■ Questions on the material:
1. How would you render this sentence from the COX-2 drug safety text below in German: "Whether the newer second-generation COX-2 inhibitors (etoricoxib, valdecoxib) also increase the cardiovascular risk is unknown."
2. Can you reproduce the COX-2 drug safety text below word for word, beginning at the words "Background The cardiovascular" and stopping after "risk is unknown."?

■ Document text:

= Beginning of Section =

Correspondence to Edeltraut Garbe, MD, PhD, Department of Clinical Pharmacology, CharitéUniversitaetsmedizin Berlin, Schumannstrasse 20/21, 10117 Berlin, Germany. E-mail edeltraut.garbe{at}charite.de
Received November 18, 2005; revision 1 received December 19, 2005; revision 2 received February 15, 2006; accepted February 15, 2006.
Background The cardiovascular safety of cyclooxygenase (COX)-2selective nonsteroidal antiinflammatory drugs (NSAIDs) has come under scrutiny after the withdrawal of rofecoxib and halting of the Adenoma Prevention with Celecoxib trial. Whether the newer second-generation COX-2 inhibitors (etoricoxib, valdecoxib) also increase the cardiovascular risk is unknown.

= End of Section =

■ Data shown:
= Beginning of Section =

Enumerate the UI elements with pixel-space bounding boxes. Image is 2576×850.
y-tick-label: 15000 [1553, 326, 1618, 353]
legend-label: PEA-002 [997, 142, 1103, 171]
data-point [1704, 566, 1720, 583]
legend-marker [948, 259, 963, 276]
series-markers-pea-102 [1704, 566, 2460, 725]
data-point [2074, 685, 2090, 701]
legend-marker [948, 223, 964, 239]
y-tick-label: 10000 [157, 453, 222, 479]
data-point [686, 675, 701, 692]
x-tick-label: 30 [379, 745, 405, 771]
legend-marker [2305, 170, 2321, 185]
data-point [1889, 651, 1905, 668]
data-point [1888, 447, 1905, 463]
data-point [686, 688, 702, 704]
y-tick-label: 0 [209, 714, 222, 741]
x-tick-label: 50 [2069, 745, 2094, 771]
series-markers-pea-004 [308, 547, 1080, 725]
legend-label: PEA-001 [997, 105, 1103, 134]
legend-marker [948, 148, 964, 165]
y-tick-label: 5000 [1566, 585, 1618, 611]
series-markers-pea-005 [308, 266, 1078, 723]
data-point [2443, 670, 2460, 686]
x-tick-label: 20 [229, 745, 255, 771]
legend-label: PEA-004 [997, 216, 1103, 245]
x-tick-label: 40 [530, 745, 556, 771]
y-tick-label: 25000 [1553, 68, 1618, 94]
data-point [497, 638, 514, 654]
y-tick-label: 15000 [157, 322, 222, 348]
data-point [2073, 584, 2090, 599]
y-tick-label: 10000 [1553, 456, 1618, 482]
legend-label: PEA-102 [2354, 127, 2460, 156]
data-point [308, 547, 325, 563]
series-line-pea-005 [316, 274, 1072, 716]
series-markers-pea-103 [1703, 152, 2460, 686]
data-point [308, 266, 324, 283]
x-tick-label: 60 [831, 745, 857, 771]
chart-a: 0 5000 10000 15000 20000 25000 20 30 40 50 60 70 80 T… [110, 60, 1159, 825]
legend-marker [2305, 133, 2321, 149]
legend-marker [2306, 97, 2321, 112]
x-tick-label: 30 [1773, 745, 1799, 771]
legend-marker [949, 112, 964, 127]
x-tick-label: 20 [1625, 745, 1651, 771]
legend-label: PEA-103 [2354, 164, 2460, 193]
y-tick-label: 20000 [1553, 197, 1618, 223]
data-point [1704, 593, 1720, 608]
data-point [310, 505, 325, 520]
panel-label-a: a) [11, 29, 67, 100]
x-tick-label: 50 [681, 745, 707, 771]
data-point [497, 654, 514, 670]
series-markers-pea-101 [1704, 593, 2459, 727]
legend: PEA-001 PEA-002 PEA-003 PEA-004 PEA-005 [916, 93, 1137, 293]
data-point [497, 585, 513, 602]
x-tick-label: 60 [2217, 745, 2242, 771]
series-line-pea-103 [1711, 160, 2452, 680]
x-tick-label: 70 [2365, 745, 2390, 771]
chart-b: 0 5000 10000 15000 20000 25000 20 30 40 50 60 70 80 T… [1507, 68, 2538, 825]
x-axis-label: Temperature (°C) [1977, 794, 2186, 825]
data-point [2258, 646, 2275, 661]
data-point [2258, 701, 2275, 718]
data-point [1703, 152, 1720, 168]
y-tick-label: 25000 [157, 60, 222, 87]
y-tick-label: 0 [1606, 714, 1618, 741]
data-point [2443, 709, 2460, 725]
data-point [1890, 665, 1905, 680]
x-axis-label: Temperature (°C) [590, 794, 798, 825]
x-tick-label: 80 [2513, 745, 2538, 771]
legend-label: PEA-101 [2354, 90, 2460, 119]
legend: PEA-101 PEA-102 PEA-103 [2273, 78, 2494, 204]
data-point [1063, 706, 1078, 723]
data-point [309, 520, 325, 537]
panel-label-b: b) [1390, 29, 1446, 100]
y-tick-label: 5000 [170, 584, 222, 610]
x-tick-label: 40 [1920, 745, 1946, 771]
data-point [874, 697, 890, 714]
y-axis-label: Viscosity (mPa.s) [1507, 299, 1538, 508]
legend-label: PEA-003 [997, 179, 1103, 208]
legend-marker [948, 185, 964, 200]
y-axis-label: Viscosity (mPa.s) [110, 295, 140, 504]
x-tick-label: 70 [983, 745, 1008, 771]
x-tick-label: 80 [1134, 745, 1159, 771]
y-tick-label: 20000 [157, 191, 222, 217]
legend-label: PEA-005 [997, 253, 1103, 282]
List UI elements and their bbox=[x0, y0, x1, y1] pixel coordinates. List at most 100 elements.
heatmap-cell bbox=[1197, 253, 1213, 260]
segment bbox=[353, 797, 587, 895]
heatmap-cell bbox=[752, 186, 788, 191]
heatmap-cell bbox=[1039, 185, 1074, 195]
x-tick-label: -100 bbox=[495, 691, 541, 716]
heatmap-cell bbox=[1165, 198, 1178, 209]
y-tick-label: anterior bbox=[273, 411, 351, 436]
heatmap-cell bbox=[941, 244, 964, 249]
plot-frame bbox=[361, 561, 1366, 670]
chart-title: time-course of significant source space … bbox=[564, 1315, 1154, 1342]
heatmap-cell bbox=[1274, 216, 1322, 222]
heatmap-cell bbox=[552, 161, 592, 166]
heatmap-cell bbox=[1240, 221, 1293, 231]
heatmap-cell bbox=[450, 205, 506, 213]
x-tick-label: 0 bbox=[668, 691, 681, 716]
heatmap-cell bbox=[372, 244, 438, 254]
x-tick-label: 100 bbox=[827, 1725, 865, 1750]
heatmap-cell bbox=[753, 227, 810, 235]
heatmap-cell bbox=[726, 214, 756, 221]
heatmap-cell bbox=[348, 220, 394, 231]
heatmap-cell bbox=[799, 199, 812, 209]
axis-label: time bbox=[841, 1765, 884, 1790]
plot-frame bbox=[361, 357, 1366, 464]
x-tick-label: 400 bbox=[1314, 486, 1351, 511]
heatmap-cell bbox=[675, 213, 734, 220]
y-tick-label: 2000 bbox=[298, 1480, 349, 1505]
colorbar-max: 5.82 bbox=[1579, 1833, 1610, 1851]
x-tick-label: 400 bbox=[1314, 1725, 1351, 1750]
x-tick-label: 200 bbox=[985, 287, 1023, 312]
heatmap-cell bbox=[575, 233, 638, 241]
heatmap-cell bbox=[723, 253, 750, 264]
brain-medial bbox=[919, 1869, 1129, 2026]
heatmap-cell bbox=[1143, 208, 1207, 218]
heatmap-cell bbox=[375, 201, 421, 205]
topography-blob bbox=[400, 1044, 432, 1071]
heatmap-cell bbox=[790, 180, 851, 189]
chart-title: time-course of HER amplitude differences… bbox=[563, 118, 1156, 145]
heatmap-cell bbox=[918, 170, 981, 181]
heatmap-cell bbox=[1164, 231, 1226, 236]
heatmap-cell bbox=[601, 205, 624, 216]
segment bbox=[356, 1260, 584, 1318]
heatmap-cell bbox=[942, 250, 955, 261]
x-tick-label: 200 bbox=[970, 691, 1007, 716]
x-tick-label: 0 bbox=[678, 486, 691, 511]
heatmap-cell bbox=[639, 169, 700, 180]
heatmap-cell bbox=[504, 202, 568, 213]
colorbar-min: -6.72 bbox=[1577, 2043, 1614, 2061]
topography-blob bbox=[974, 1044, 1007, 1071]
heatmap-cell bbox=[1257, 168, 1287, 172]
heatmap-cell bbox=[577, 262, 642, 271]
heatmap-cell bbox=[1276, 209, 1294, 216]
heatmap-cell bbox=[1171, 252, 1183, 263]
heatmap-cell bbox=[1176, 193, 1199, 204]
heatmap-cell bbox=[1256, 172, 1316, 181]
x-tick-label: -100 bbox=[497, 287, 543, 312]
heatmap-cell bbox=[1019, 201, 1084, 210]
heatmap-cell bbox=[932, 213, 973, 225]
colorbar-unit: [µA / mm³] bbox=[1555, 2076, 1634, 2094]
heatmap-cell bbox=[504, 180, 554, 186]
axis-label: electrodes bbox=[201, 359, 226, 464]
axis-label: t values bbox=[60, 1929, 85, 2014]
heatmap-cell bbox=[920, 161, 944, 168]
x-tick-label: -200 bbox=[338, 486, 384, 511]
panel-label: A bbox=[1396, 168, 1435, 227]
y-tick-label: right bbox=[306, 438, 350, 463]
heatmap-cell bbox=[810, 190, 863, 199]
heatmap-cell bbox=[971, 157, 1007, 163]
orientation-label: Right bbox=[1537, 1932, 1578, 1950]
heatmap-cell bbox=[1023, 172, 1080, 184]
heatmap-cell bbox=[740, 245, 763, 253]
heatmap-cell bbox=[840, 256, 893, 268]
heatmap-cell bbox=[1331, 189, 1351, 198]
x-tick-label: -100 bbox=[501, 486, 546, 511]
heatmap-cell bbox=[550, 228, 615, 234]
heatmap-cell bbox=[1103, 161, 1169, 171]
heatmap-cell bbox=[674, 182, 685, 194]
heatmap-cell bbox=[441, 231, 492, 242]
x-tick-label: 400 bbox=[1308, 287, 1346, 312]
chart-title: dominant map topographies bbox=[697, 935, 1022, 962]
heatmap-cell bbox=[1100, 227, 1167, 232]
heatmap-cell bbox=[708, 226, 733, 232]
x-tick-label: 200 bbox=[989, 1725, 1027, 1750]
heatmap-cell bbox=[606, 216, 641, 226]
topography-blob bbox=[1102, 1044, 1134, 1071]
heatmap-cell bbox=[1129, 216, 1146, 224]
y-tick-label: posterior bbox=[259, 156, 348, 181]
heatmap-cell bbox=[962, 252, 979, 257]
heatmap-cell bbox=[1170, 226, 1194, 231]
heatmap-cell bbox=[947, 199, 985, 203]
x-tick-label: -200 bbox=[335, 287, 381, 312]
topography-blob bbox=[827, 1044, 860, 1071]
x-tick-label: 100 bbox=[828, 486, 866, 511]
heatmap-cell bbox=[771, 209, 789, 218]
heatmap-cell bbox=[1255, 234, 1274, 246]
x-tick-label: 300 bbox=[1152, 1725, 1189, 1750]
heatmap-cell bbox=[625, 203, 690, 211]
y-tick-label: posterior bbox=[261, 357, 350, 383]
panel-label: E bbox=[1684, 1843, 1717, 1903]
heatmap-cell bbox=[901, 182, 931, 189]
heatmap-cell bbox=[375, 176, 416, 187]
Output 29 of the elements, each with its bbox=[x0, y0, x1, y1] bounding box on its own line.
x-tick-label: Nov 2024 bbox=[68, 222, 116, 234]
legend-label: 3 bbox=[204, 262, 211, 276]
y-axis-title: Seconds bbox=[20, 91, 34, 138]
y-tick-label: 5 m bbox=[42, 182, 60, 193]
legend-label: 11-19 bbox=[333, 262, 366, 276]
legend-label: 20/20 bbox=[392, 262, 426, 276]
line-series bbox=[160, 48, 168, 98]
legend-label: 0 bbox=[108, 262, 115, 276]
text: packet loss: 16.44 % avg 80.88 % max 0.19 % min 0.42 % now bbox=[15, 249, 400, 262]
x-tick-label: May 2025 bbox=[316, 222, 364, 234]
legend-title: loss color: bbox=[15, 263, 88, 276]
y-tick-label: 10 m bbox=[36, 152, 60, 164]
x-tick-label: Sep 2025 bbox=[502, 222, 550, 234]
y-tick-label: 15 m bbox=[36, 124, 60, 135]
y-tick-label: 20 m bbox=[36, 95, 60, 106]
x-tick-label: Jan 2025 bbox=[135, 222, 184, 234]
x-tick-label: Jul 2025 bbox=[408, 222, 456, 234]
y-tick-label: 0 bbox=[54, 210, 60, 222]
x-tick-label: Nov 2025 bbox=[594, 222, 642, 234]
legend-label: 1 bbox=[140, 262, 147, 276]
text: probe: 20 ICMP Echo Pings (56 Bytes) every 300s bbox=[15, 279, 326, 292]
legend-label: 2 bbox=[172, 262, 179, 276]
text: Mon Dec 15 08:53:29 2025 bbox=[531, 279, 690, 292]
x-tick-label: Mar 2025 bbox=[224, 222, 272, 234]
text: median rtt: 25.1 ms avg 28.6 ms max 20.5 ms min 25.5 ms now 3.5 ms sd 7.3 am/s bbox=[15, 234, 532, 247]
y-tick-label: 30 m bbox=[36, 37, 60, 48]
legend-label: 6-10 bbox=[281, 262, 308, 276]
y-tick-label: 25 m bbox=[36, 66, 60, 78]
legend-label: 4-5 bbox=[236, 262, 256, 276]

= End of Section =

■ Task solutions:
1. Ob die neueren COX-2-Hemmer der zweiten Generation (Etoricoxib, Valdecoxib) ebenfalls das kardiovaskuläre Risiko erhöhen, ist unbekannt.

2.
Background The cardiovascular safety of cyclooxygenase (COX)-2selective nonsteroidal antiinflammatory drugs (NSAIDs) has come under scrutiny after the withdrawal of rofecoxib and halting of the Adenoma Prevention with Celecoxib trial. Whether the newer second-generation COX-2 inhibitors (etoricoxib, valdecoxib) also increase the cardiovascular risk is unknown.